Set exercise » List all the lines in these records that hold "name".

[Records excerpted from a collection]
------

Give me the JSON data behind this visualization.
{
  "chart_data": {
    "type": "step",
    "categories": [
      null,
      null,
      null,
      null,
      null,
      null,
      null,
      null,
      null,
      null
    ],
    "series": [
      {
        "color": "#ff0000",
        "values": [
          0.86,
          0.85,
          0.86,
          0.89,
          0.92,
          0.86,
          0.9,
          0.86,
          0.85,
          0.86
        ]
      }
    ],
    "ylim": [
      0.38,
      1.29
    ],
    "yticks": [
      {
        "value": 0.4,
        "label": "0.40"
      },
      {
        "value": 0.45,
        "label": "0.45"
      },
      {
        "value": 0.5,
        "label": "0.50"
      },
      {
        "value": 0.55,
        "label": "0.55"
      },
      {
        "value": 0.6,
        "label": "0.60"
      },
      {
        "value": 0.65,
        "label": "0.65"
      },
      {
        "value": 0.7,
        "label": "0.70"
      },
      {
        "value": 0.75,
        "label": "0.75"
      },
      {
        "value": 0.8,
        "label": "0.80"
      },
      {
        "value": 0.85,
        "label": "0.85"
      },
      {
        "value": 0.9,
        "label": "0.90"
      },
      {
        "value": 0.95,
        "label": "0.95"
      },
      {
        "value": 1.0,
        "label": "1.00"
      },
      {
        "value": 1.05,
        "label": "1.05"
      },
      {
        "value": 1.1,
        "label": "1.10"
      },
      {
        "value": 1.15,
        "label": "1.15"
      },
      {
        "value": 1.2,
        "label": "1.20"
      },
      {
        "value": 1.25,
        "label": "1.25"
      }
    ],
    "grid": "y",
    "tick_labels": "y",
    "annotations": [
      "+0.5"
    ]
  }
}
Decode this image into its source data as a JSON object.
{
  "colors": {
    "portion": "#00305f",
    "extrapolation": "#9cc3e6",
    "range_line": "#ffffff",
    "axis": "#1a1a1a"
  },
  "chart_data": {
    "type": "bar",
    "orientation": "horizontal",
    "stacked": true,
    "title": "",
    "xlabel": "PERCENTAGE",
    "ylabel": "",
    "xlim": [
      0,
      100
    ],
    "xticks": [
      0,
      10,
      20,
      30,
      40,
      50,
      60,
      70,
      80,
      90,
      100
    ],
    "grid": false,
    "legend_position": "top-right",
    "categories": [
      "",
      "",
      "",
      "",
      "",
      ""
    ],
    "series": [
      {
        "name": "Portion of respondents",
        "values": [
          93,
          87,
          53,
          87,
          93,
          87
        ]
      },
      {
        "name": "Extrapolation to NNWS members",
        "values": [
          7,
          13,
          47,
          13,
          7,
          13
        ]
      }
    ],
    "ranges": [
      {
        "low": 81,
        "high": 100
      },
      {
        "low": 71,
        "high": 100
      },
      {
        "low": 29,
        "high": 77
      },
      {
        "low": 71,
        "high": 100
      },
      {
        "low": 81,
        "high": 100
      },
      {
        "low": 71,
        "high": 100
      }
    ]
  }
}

------

Answer to the task »
        "name": "Portion of respondents",
        "name": "Extrapolation to NNWS members",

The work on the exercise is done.